» **Task brief**
Exclude the pictures and reproduce the remaining data exactly as written.

────

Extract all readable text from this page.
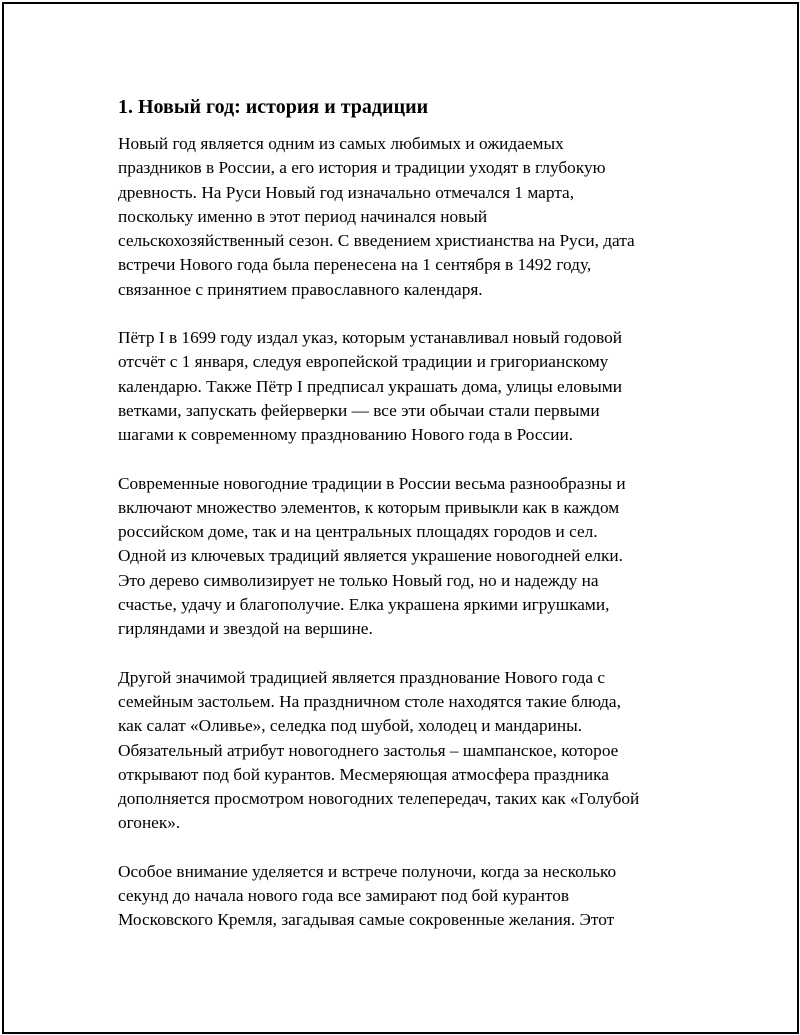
1. Новый год: история и традиции

Новый год является одним из самых любимых и ожидаемых
праздников в России, а его история и традиции уходят в глубокую
древность. На Руси Новый год изначально отмечался 1 марта,
поскольку именно в этот период начинался новый
сельскохозяйственный сезон. С введением христианства на Руси, дата
встречи Нового года была перенесена на 1 сентября в 1492 году,
связанное с принятием православного календаря.

Пётр I в 1699 году издал указ, которым устанавливал новый годовой
отсчёт с 1 января, следуя европейской традиции и григорианскому
календарю. Также Пётр I предписал украшать дома, улицы еловыми
ветками, запускать фейерверки — все эти обычаи стали первыми
шагами к современному празднованию Нового года в России.

Современные новогодние традиции в России весьма разнообразны и
включают множество элементов, к которым привыкли как в каждом
российском доме, так и на центральных площадях городов и сел.
Одной из ключевых традиций является украшение новогодней елки.
Это дерево символизирует не только Новый год, но и надежду на
счастье, удачу и благополучие. Елка украшена яркими игрушками,
гирляндами и звездой на вершине.

Другой значимой традицией является празднование Нового года с
семейным застольем. На праздничном столе находятся такие блюда,
как салат «Оливье», селедка под шубой, холодец и мандарины.
Обязательный атрибут новогоднего застолья – шампанское, которое
открывают под бой курантов. Месмеряющая атмосфера праздника
дополняется просмотром новогодних телепередач, таких как «Голубой
огонек».

Особое внимание уделяется и встрече полуночи, когда за несколько
секунд до начала нового года все замирают под бой курантов
Московского Кремля, загадывая самые сокровенные желания. Этот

────

» **Solution for this exercise**
Extract all readable text from this page.
1. Новый год: история и традиции

Новый год является одним из самых любимых и ожидаемых
праздников в России, а его история и традиции уходят в глубокую
древность. На Руси Новый год изначально отмечался 1 марта,
поскольку именно в этот период начинался новый
сельскохозяйственный сезон. С введением христианства на Руси, дата
встречи Нового года была перенесена на 1 сентября в 1492 году,
связанное с принятием православного календаря.

Пётр I в 1699 году издал указ, которым устанавливал новый годовой
отсчёт с 1 января, следуя европейской традиции и григорианскому
календарю. Также Пётр I предписал украшать дома, улицы еловыми
ветками, запускать фейерверки — все эти обычаи стали первыми
шагами к современному празднованию Нового года в России.

Современные новогодние традиции в России весьма разнообразны и
включают множество элементов, к которым привыкли как в каждом
российском доме, так и на центральных площадях городов и сел.
Одной из ключевых традиций является украшение новогодней елки.
Это дерево символизирует не только Новый год, но и надежду на
счастье, удачу и благополучие. Елка украшена яркими игрушками,
гирляндами и звездой на вершине.

Другой значимой традицией является празднование Нового года с
семейным застольем. На праздничном столе находятся такие блюда,
как салат «Оливье», селедка под шубой, холодец и мандарины.
Обязательный атрибут новогоднего застолья – шампанское, которое
открывают под бой курантов. Месмеряющая атмосфера праздника
дополняется просмотром новогодних телепередач, таких как «Голубой
огонек».

Особое внимание уделяется и встрече полуночи, когда за несколько
секунд до начала нового года все замирают под бой курантов
Московского Кремля, загадывая самые сокровенные желания. Этот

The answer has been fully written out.